■ TASK PROMPT ■
Extract every line of the material that holds the string "Scope".

--- Start of SOURCE RECORDS ---

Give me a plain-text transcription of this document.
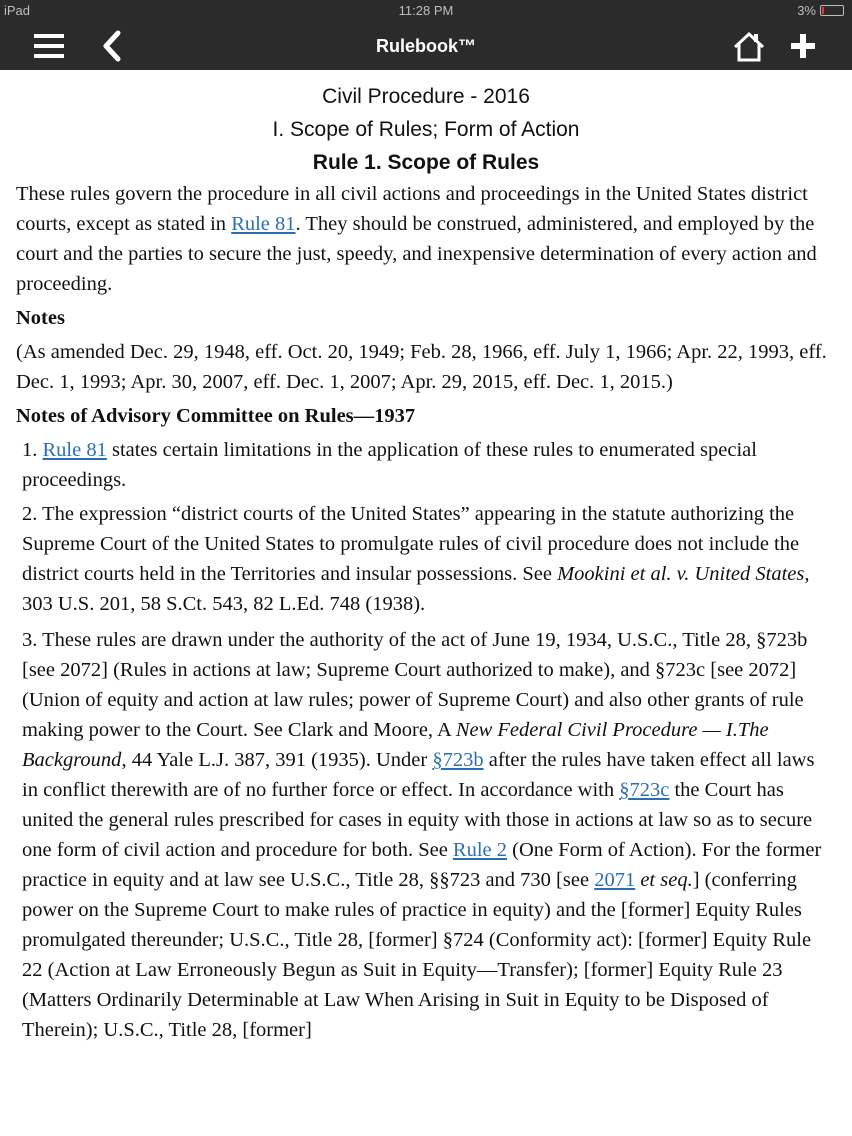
iPad	11:28 PM	3%
Rulebook™
Civil Procedure - 2016
I. Scope of Rules; Form of Action
Rule 1. Scope of Rules

These rules govern the procedure in all civil actions and proceedings in the United States district courts, except as stated in Rule 81. They should be construed, administered, and employed by the court and the parties to secure the just, speedy, and inexpensive determination of every action and proceeding.

Notes

(As amended Dec. 29, 1948, eff. Oct. 20, 1949; Feb. 28, 1966, eff. July 1, 1966; Apr. 22, 1993, eff. Dec. 1, 1993; Apr. 30, 2007, eff. Dec. 1, 2007; Apr. 29, 2015, eff. Dec. 1, 2015.)

Notes of Advisory Committee on Rules—1937

1. Rule 81 states certain limitations in the application of these rules to enumerated special proceedings.

2. The expression “district courts of the United States” appearing in the statute authorizing the Supreme Court of the United States to promulgate rules of civil procedure does not include the district courts held in the Territories and insular possessions. See Mookini et al. v. United States, 303 U.S. 201, 58 S.Ct. 543, 82 L.Ed. 748 (1938).

3. These rules are drawn under the authority of the act of June 19, 1934, U.S.C., Title 28, §723b [see 2072] (Rules in actions at law; Supreme Court authorized to make), and §723c [see 2072] (Union of equity and action at law rules; power of Supreme Court) and also other grants of rule making power to the Court. See Clark and Moore, A New Federal Civil Procedure — I.The Background, 44 Yale L.J. 387, 391 (1935). Under §723b after the rules have taken effect all laws in conflict therewith are of no further force or effect. In accordance with §723c the Court has united the general rules prescribed for cases in equity with those in actions at law so as to secure one form of civil action and procedure for both. See Rule 2 (One Form of Action). For the former practice in equity and at law see U.S.C., Title 28, §§723 and 730 [see 2071 et seq.] (conferring power on the Supreme Court to make rules of practice in equity) and the [former] Equity Rules promulgated thereunder; U.S.C., Title 28, [former] §724 (Conformity act): [former] Equity Rule 22 (Action at Law Erroneously Begun as Suit in Equity—Transfer); [former] Equity Rule 23 (Matters Ordinarily Determinable at Law When Arising in Suit in Equity to be Disposed of Therein); U.S.C., Title 28, [former]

--- End of SOURCE RECORDS ---

■ SOLVED EXERCISE ■
I. Scope of Rules; Form of Action
Rule 1. Scope of Rules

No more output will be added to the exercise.